▸ Task objective
Each entry in the listing below should be restated word for word.

[Figure dataset records]
══════
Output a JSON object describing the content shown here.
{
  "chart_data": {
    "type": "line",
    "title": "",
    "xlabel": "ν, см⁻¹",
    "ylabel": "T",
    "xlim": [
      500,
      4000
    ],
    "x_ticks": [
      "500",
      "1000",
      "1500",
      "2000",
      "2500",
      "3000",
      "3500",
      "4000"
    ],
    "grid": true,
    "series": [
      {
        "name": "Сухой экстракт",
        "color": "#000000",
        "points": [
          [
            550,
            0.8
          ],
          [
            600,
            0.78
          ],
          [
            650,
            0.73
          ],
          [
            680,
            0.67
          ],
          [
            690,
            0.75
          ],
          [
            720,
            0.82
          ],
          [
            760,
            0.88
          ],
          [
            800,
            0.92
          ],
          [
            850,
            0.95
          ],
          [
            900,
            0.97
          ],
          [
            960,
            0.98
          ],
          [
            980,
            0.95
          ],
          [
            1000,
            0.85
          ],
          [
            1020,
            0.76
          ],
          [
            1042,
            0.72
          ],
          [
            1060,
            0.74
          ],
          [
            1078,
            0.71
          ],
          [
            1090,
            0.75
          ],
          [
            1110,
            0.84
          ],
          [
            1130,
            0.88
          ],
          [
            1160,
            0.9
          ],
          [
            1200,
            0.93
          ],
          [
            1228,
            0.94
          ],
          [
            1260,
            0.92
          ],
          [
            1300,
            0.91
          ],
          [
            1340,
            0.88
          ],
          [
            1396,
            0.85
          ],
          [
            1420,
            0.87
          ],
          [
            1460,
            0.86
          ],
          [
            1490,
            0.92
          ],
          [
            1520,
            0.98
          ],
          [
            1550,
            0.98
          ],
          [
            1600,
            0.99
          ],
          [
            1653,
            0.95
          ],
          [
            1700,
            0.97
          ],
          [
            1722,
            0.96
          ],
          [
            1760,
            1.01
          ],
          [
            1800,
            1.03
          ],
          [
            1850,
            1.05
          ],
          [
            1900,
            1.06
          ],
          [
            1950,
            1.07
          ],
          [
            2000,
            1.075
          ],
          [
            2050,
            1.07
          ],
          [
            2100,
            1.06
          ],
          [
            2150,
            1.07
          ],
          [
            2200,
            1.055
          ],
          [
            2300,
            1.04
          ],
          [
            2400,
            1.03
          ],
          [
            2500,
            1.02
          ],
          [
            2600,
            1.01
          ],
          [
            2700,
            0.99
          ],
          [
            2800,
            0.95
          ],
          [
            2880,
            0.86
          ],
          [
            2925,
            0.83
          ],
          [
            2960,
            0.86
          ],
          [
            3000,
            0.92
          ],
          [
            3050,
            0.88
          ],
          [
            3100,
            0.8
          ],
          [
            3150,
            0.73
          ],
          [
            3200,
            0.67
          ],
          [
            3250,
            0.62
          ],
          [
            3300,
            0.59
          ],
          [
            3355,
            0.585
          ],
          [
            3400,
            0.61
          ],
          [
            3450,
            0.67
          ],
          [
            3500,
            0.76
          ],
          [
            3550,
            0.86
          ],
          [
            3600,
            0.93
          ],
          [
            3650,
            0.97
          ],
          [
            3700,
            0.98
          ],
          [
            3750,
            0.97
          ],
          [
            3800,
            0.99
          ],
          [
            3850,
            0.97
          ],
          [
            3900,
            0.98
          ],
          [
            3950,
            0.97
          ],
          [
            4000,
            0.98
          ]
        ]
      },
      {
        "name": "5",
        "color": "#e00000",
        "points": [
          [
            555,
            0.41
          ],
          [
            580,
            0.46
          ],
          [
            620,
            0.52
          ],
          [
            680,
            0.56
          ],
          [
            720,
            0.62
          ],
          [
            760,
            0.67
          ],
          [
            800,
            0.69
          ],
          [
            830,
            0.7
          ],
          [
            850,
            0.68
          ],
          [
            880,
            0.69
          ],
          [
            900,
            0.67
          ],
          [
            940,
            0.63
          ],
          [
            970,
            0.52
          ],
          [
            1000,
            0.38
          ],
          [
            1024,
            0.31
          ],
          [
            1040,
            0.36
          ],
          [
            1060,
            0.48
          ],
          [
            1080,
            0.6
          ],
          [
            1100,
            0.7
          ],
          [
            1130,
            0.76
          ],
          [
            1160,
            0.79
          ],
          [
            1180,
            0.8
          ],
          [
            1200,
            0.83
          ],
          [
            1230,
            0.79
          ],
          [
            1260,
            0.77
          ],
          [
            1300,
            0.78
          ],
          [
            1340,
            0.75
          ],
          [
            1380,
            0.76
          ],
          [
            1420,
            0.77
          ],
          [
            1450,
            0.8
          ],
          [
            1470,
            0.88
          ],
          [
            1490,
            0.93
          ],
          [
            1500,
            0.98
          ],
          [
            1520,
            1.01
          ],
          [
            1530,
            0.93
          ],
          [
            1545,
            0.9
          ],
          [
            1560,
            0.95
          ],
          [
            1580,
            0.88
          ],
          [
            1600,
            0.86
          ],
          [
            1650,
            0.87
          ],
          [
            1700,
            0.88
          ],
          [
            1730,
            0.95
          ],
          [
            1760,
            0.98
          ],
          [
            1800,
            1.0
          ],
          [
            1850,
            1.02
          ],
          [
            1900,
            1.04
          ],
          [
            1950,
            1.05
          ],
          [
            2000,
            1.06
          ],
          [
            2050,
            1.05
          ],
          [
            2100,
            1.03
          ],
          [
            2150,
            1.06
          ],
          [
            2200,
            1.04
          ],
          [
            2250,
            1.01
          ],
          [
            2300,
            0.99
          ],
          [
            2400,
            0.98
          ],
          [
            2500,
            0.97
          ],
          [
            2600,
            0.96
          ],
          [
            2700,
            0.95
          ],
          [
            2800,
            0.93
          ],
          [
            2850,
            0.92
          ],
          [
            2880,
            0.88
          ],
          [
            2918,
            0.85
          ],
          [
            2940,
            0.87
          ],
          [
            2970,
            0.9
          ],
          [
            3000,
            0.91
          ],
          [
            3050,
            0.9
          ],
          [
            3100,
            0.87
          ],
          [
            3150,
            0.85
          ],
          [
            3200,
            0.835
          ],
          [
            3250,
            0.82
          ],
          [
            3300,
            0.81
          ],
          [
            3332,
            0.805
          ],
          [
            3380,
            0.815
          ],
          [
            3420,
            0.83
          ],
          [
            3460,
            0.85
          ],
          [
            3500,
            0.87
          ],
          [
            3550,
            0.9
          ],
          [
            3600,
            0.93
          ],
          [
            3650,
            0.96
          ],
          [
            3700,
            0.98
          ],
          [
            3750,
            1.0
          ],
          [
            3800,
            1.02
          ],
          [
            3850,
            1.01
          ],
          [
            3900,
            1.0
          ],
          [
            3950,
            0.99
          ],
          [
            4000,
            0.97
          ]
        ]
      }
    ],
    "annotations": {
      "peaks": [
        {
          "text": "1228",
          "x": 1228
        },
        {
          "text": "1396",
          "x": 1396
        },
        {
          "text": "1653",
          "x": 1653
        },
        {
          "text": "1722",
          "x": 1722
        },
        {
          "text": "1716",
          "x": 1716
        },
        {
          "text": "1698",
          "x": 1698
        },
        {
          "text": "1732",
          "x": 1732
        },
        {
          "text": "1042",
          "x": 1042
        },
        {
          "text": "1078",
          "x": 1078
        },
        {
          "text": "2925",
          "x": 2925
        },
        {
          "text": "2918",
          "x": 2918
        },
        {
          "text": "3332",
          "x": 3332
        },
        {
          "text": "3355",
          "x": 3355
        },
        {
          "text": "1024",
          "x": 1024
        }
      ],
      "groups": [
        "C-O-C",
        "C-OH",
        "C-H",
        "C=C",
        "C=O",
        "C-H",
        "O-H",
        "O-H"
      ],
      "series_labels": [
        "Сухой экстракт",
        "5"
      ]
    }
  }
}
══════
▸ Solution below
Output a JSON object describing the content shown here.
{
  "chart_data": {
    "type": "line",
    "title": "",
    "xlabel": "ν, см⁻¹",
    "ylabel": "T",
    "xlim": [
      500,
      4000
    ],
    "x_ticks": [
      "500",
      "1000",
      "1500",
      "2000",
      "2500",
      "3000",
      "3500",
      "4000"
    ],
    "grid": true,
    "series": [
      {
        "name": "Сухой экстракт",
        "color": "#000000",
        "points": [
          [
            550,
            0.8
          ],
          [
            600,
            0.78
          ],
          [
            650,
            0.73
          ],
          [
            680,
            0.67
          ],
          [
            690,
            0.75
          ],
          [
            720,
            0.82
          ],
          [
            760,
            0.88
          ],
          [
            800,
            0.92
          ],
          [
            850,
            0.95
          ],
          [
            900,
            0.97
          ],
          [
            960,
            0.98
          ],
          [
            980,
            0.95
          ],
          [
            1000,
            0.85
          ],
          [
            1020,
            0.76
          ],
          [
            1042,
            0.72
          ],
          [
            1060,
            0.74
          ],
          [
            1078,
            0.71
          ],
          [
            1090,
            0.75
          ],
          [
            1110,
            0.84
          ],
          [
            1130,
            0.88
          ],
          [
            1160,
            0.9
          ],
          [
            1200,
            0.93
          ],
          [
            1228,
            0.94
          ],
          [
            1260,
            0.92
          ],
          [
            1300,
            0.91
          ],
          [
            1340,
            0.88
          ],
          [
            1396,
            0.85
          ],
          [
            1420,
            0.87
          ],
          [
            1460,
            0.86
          ],
          [
            1490,
            0.92
          ],
          [
            1520,
            0.98
          ],
          [
            1550,
            0.98
          ],
          [
            1600,
            0.99
          ],
          [
            1653,
            0.95
          ],
          [
            1700,
            0.97
          ],
          [
            1722,
            0.96
          ],
          [
            1760,
            1.01
          ],
          [
            1800,
            1.03
          ],
          [
            1850,
            1.05
          ],
          [
            1900,
            1.06
          ],
          [
            1950,
            1.07
          ],
          [
            2000,
            1.075
          ],
          [
            2050,
            1.07
          ],
          [
            2100,
            1.06
          ],
          [
            2150,
            1.07
          ],
          [
            2200,
            1.055
          ],
          [
            2300,
            1.04
          ],
          [
            2400,
            1.03
          ],
          [
            2500,
            1.02
          ],
          [
            2600,
            1.01
          ],
          [
            2700,
            0.99
          ],
          [
            2800,
            0.95
          ],
          [
            2880,
            0.86
          ],
          [
            2925,
            0.83
          ],
          [
            2960,
            0.86
          ],
          [
            3000,
            0.92
          ],
          [
            3050,
            0.88
          ],
          [
            3100,
            0.8
          ],
          [
            3150,
            0.73
          ],
          [
            3200,
            0.67
          ],
          [
            3250,
            0.62
          ],
          [
            3300,
            0.59
          ],
          [
            3355,
            0.585
          ],
          [
            3400,
            0.61
          ],
          [
            3450,
            0.67
          ],
          [
            3500,
            0.76
          ],
          [
            3550,
            0.86
          ],
          [
            3600,
            0.93
          ],
          [
            3650,
            0.97
          ],
          [
            3700,
            0.98
          ],
          [
            3750,
            0.97
          ],
          [
            3800,
            0.99
          ],
          [
            3850,
            0.97
          ],
          [
            3900,
            0.98
          ],
          [
            3950,
            0.97
          ],
          [
            4000,
            0.98
          ]
        ]
      },
      {
        "name": "5",
        "color": "#e00000",
        "points": [
          [
            555,
            0.41
          ],
          [
            580,
            0.46
          ],
          [
            620,
            0.52
          ],
          [
            680,
            0.56
          ],
          [
            720,
            0.62
          ],
          [
            760,
            0.67
          ],
          [
            800,
            0.69
          ],
          [
            830,
            0.7
          ],
          [
            850,
            0.68
          ],
          [
            880,
            0.69
          ],
          [
            900,
            0.67
          ],
          [
            940,
            0.63
          ],
          [
            970,
            0.52
          ],
          [
            1000,
            0.38
          ],
          [
            1024,
            0.31
          ],
          [
            1040,
            0.36
          ],
          [
            1060,
            0.48
          ],
          [
            1080,
            0.6
          ],
          [
            1100,
            0.7
          ],
          [
            1130,
            0.76
          ],
          [
            1160,
            0.79
          ],
          [
            1180,
            0.8
          ],
          [
            1200,
            0.83
          ],
          [
            1230,
            0.79
          ],
          [
            1260,
            0.77
          ],
          [
            1300,
            0.78
          ],
          [
            1340,
            0.75
          ],
          [
            1380,
            0.76
          ],
          [
            1420,
            0.77
          ],
          [
            1450,
            0.8
          ],
          [
            1470,
            0.88
          ],
          [
            1490,
            0.93
          ],
          [
            1500,
            0.98
          ],
          [
            1520,
            1.01
          ],
          [
            1530,
            0.93
          ],
          [
            1545,
            0.9
          ],
          [
            1560,
            0.95
          ],
          [
            1580,
            0.88
          ],
          [
            1600,
            0.86
          ],
          [
            1650,
            0.87
          ],
          [
            1700,
            0.88
          ],
          [
            1730,
            0.95
          ],
          [
            1760,
            0.98
          ],
          [
            1800,
            1.0
          ],
          [
            1850,
            1.02
          ],
          [
            1900,
            1.04
          ],
          [
            1950,
            1.05
          ],
          [
            2000,
            1.06
          ],
          [
            2050,
            1.05
          ],
          [
            2100,
            1.03
          ],
          [
            2150,
            1.06
          ],
          [
            2200,
            1.04
          ],
          [
            2250,
            1.01
          ],
          [
            2300,
            0.99
          ],
          [
            2400,
            0.98
          ],
          [
            2500,
            0.97
          ],
          [
            2600,
            0.96
          ],
          [
            2700,
            0.95
          ],
          [
            2800,
            0.93
          ],
          [
            2850,
            0.92
          ],
          [
            2880,
            0.88
          ],
          [
            2918,
            0.85
          ],
          [
            2940,
            0.87
          ],
          [
            2970,
            0.9
          ],
          [
            3000,
            0.91
          ],
          [
            3050,
            0.9
          ],
          [
            3100,
            0.87
          ],
          [
            3150,
            0.85
          ],
          [
            3200,
            0.835
          ],
          [
            3250,
            0.82
          ],
          [
            3300,
            0.81
          ],
          [
            3332,
            0.805
          ],
          [
            3380,
            0.815
          ],
          [
            3420,
            0.83
          ],
          [
            3460,
            0.85
          ],
          [
            3500,
            0.87
          ],
          [
            3550,
            0.9
          ],
          [
            3600,
            0.93
          ],
          [
            3650,
            0.96
          ],
          [
            3700,
            0.98
          ],
          [
            3750,
            1.0
          ],
          [
            3800,
            1.02
          ],
          [
            3850,
            1.01
          ],
          [
            3900,
            1.0
          ],
          [
            3950,
            0.99
          ],
          [
            4000,
            0.97
          ]
        ]
      }
    ],
    "annotations": {
      "peaks": [
        {
          "text": "1228",
          "x": 1228
        },
        {
          "text": "1396",
          "x": 1396
        },
        {
          "text": "1653",
          "x": 1653
        },
        {
          "text": "1722",
          "x": 1722
        },
        {
          "text": "1716",
          "x": 1716
        },
        {
          "text": "1698",
          "x": 1698
        },
        {
          "text": "1732",
          "x": 1732
        },
        {
          "text": "1042",
          "x": 1042
        },
        {
          "text": "1078",
          "x": 1078
        },
        {
          "text": "2925",
          "x": 2925
        },
        {
          "text": "2918",
          "x": 2918
        },
        {
          "text": "3332",
          "x": 3332
        },
        {
          "text": "3355",
          "x": 3355
        },
        {
          "text": "1024",
          "x": 1024
        }
      ],
      "groups": [
        "C-O-C",
        "C-OH",
        "C-H",
        "C=C",
        "C=O",
        "C-H",
        "O-H",
        "O-H"
      ],
      "series_labels": [
        "Сухой экстракт",
        "5"
      ]
    }
  }
}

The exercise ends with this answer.